-- START --

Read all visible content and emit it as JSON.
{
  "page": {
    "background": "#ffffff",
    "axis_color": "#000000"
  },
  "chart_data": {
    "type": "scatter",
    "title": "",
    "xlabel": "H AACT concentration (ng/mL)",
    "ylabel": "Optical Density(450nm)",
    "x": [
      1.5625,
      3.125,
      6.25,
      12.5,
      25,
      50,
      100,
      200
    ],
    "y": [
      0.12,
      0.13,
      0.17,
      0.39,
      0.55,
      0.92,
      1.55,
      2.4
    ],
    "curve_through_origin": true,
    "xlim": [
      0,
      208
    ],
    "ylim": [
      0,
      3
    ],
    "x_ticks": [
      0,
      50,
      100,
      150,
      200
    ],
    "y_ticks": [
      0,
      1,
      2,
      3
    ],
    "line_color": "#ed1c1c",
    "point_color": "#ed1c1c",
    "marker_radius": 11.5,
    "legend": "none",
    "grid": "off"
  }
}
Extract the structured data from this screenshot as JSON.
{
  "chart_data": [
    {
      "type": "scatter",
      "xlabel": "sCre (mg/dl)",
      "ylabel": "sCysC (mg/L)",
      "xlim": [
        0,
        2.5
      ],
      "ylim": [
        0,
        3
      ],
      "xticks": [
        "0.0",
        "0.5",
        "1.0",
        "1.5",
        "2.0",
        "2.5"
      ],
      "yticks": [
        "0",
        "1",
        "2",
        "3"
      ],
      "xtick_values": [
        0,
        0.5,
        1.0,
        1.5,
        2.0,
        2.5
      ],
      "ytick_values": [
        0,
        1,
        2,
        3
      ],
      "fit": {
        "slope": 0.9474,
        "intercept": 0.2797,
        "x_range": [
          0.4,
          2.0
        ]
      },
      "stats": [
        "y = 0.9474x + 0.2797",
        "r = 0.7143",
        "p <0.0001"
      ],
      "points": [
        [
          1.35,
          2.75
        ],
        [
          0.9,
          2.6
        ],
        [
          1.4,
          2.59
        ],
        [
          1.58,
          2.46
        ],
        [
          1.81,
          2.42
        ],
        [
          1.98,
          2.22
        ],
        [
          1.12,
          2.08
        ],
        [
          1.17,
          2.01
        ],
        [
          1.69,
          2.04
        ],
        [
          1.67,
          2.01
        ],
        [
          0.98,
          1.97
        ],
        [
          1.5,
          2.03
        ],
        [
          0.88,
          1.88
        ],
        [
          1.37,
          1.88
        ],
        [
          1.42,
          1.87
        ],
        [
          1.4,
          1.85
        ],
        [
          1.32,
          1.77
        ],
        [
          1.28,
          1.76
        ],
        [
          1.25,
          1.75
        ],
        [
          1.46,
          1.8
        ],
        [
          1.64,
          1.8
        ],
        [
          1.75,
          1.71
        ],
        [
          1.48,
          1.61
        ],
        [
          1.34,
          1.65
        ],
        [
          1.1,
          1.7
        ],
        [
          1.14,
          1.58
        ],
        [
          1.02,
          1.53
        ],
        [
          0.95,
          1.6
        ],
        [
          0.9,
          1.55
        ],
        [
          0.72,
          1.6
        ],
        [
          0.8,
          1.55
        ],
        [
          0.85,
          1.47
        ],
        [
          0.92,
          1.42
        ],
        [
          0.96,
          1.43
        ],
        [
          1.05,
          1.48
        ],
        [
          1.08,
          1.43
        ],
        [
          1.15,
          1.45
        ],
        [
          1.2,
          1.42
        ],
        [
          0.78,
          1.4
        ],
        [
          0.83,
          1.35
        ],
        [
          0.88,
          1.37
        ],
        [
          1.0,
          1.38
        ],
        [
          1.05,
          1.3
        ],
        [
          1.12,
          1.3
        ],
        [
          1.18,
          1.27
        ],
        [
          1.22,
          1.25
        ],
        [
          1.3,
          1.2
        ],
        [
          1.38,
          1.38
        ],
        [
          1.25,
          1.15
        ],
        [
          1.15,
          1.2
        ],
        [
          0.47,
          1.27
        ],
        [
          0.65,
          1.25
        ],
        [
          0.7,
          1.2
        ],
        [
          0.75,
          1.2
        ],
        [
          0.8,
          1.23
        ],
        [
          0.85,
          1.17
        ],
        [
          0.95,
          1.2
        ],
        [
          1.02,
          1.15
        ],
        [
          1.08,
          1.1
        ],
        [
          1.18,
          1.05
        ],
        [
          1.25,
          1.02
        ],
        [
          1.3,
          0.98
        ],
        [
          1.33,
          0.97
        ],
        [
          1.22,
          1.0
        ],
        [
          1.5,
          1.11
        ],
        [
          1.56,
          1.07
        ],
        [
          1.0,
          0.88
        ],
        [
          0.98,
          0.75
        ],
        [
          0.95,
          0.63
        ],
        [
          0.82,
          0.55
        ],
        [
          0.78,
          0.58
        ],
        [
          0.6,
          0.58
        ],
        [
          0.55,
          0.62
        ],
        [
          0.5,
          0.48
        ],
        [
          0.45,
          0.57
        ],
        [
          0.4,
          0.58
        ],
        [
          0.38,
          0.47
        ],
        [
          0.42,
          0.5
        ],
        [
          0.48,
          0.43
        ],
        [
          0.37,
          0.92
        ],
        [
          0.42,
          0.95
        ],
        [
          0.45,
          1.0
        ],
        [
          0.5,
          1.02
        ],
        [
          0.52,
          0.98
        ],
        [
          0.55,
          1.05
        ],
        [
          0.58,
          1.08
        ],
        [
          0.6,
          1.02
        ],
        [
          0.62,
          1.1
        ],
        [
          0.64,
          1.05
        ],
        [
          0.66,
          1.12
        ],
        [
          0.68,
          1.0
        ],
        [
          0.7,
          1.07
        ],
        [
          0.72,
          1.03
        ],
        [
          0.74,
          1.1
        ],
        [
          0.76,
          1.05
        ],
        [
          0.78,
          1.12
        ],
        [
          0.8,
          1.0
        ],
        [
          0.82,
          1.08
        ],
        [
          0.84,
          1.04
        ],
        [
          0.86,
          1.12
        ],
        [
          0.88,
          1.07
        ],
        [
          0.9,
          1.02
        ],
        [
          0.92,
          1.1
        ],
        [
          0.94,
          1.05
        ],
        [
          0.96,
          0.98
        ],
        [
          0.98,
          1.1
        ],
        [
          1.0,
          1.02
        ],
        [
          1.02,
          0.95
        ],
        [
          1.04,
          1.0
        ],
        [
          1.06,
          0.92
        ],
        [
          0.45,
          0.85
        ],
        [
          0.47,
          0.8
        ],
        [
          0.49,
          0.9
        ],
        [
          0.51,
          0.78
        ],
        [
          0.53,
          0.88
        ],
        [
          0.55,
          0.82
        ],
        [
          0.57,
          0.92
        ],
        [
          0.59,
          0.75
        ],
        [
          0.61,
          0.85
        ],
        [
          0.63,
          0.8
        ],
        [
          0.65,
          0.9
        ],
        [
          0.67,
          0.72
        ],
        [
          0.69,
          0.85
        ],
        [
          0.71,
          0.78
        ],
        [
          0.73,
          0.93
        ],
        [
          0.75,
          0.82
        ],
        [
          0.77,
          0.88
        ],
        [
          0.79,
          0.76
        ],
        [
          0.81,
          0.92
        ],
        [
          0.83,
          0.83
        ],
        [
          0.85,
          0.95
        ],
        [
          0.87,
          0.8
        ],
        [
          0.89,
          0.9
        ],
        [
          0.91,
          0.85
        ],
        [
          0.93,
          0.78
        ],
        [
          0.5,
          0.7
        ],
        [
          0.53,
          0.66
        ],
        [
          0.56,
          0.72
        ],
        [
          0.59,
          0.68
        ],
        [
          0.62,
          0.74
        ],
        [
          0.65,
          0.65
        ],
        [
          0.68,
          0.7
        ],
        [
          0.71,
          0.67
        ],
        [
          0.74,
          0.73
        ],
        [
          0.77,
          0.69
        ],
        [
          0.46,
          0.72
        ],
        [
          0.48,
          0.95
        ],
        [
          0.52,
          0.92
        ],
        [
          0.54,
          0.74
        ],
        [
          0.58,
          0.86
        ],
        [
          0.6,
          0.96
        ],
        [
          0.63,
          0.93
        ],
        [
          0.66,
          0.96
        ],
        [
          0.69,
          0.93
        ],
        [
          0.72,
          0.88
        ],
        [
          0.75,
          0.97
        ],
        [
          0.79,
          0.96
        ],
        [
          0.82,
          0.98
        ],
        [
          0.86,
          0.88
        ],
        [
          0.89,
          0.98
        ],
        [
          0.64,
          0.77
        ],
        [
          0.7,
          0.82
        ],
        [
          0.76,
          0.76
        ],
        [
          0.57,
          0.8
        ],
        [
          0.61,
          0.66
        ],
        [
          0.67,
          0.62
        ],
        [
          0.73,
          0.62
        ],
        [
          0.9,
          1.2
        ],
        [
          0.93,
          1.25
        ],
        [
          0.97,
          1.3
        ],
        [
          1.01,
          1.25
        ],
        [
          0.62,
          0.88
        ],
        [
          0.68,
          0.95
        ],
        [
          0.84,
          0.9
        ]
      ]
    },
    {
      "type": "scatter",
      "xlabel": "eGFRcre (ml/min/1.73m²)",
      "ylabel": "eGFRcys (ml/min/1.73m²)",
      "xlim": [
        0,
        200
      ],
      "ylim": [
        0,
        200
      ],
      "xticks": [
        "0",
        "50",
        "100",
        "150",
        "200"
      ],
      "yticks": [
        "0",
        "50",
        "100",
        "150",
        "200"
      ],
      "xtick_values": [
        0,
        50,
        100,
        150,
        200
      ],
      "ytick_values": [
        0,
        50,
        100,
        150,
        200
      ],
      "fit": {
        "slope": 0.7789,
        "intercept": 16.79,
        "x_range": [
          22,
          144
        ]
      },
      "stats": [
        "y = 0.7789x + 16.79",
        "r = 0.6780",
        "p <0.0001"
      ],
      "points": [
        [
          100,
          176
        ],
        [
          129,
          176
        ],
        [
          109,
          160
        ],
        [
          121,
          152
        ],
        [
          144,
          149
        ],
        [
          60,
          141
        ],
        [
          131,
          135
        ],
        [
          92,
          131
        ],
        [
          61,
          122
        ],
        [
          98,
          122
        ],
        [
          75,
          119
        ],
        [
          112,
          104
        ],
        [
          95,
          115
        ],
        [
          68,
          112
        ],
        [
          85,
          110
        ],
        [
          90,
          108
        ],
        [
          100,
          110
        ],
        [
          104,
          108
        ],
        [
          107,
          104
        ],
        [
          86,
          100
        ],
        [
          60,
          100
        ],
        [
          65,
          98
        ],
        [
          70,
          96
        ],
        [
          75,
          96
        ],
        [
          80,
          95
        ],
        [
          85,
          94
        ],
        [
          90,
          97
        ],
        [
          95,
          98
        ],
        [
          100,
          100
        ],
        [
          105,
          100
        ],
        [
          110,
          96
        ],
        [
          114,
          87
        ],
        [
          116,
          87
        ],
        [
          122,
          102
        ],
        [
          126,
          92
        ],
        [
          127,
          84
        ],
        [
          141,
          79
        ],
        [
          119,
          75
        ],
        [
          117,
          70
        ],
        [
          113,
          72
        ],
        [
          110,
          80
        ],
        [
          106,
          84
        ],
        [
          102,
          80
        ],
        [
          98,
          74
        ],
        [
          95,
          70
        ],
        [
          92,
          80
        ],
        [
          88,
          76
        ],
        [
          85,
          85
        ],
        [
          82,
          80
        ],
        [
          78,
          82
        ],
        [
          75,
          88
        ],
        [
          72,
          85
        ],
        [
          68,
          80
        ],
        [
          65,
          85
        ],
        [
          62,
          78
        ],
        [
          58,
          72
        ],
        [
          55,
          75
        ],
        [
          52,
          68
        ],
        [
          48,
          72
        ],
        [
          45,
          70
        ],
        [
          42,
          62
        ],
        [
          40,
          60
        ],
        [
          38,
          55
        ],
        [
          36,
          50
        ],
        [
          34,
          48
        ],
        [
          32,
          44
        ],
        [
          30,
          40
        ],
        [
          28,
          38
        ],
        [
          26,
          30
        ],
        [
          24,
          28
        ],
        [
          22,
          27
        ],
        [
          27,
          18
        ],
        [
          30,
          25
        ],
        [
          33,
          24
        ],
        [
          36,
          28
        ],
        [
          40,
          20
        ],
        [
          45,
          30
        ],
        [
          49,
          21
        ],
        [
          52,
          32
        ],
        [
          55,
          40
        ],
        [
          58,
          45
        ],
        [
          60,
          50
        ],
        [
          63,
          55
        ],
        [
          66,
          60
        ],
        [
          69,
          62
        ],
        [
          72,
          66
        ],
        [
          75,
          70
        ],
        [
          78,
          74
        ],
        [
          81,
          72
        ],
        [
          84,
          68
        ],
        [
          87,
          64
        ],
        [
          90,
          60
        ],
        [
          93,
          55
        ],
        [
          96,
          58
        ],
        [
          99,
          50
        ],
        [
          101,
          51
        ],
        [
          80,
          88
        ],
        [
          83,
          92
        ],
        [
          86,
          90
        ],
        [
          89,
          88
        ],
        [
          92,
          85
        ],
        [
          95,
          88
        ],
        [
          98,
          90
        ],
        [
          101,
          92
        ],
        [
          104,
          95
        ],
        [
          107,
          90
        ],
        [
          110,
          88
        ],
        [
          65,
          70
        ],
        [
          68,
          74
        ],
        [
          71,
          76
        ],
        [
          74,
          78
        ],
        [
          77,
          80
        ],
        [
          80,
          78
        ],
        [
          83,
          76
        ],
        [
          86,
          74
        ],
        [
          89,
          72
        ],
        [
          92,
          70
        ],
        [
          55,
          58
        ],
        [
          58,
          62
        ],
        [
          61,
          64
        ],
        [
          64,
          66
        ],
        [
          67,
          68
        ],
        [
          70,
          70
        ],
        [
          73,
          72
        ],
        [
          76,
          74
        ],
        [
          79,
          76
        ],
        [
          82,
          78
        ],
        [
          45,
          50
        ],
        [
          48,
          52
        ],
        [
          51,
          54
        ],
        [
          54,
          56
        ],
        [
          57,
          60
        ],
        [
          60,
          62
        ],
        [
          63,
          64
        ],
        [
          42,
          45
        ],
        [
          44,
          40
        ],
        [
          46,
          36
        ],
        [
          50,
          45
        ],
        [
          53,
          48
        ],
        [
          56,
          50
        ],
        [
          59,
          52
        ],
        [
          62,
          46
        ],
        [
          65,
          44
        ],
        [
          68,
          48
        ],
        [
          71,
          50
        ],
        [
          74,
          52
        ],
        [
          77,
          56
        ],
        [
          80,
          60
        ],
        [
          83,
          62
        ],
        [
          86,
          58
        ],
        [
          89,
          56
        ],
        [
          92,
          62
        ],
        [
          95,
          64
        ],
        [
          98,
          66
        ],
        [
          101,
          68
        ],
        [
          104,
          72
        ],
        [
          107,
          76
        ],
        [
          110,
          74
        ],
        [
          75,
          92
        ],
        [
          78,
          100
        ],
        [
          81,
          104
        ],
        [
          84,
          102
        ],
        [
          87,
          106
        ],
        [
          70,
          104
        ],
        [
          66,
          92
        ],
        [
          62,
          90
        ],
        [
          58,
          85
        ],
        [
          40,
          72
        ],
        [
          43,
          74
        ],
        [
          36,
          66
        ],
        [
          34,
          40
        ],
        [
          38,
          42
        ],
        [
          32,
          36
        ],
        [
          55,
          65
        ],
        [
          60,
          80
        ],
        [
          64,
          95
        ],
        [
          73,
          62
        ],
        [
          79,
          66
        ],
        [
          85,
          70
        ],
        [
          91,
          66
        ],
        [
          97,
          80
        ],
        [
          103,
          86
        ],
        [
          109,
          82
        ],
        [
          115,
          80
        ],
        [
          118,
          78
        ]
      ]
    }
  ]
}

-- END --

Locate each line with the word "ylabel" and copy it.

    "ylabel": "Optical Density(450nm)",
      "ylabel": "sCysC (mg/L)",
      "ylabel": "eGFRcys (ml/min/1.73m²)",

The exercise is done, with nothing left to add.